=== Recorded information ===
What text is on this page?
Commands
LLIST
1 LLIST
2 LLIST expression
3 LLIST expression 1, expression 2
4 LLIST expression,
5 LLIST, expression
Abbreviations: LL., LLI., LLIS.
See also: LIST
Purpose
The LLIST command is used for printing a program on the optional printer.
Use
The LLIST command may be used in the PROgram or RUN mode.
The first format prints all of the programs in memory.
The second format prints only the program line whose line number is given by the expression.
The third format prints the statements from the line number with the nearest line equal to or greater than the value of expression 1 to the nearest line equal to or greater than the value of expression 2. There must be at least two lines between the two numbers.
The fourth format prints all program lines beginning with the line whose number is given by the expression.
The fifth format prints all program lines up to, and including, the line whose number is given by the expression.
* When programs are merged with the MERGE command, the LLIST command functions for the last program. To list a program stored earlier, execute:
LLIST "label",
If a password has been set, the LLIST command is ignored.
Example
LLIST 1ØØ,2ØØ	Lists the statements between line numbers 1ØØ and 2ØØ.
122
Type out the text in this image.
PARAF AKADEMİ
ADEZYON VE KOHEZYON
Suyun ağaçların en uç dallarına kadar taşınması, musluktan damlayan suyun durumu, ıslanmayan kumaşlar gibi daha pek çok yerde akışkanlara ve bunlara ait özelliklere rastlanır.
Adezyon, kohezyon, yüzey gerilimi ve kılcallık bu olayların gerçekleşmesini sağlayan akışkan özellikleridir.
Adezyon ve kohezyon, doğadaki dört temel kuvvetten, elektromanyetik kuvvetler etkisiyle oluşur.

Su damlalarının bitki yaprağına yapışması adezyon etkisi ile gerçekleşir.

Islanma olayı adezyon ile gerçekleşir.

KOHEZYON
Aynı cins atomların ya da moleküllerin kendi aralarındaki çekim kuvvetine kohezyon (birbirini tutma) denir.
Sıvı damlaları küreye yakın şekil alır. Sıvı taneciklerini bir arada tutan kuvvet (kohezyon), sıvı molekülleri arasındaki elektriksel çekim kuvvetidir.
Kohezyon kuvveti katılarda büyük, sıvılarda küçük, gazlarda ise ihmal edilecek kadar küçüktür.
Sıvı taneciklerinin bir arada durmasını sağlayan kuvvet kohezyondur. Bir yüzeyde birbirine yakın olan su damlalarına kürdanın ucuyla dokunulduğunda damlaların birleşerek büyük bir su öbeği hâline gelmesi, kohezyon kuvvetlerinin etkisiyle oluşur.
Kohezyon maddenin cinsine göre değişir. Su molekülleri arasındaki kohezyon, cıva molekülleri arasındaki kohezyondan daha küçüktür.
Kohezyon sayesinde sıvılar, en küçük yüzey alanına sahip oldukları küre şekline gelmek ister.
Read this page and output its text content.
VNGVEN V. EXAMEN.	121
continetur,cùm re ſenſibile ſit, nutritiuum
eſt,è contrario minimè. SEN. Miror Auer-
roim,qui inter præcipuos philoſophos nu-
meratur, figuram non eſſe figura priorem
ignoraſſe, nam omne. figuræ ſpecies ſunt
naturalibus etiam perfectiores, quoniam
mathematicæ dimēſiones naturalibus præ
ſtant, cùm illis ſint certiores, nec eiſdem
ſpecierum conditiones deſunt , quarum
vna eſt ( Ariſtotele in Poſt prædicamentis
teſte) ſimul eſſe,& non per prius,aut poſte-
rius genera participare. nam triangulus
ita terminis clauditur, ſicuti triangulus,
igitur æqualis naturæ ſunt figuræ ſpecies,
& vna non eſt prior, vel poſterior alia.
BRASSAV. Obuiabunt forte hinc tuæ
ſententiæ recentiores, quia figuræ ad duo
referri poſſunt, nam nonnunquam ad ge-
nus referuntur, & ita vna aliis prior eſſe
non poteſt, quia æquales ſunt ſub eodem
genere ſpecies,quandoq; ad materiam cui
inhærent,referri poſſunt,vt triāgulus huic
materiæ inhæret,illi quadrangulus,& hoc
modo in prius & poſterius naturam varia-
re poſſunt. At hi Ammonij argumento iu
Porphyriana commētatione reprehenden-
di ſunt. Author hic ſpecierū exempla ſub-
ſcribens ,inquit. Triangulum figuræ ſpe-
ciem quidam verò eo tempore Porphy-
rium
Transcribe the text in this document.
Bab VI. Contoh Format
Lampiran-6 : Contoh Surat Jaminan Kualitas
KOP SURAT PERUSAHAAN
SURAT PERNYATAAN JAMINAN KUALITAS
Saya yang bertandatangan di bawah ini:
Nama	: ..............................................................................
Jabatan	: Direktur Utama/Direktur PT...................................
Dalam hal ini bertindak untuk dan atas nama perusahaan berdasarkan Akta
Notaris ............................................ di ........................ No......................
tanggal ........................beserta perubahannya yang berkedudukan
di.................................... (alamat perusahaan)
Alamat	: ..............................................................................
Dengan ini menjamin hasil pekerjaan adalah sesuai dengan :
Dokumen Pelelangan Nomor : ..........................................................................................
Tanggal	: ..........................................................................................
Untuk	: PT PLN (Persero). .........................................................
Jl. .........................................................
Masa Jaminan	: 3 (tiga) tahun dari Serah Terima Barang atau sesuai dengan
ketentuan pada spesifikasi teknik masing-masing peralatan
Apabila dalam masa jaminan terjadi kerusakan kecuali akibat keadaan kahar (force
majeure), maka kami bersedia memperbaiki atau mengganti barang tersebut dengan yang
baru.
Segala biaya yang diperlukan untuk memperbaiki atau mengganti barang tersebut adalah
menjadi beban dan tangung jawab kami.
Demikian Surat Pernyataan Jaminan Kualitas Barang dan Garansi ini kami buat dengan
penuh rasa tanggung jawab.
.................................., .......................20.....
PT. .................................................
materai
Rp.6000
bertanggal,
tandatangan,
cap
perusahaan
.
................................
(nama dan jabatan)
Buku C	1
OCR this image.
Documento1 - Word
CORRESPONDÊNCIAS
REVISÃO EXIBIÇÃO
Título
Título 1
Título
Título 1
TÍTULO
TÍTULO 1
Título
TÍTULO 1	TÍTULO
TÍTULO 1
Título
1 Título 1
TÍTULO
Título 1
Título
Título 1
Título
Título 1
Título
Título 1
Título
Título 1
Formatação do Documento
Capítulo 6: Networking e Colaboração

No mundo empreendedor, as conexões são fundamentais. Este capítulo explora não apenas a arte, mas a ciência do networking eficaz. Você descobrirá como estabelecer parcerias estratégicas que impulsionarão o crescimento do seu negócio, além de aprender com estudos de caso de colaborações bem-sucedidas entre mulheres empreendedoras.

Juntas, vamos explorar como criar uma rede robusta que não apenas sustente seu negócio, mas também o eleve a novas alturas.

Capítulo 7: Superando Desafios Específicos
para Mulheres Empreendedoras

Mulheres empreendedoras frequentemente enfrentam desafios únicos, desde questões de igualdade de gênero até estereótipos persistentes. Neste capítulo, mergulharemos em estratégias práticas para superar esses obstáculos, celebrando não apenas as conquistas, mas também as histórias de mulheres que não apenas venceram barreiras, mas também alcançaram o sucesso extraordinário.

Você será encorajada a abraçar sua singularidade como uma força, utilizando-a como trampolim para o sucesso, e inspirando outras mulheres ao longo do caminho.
===
• Challenge
Examine the records and report how many lines contain the string "gerçekleşir". Only the number should be given.

• Result of this exercise
2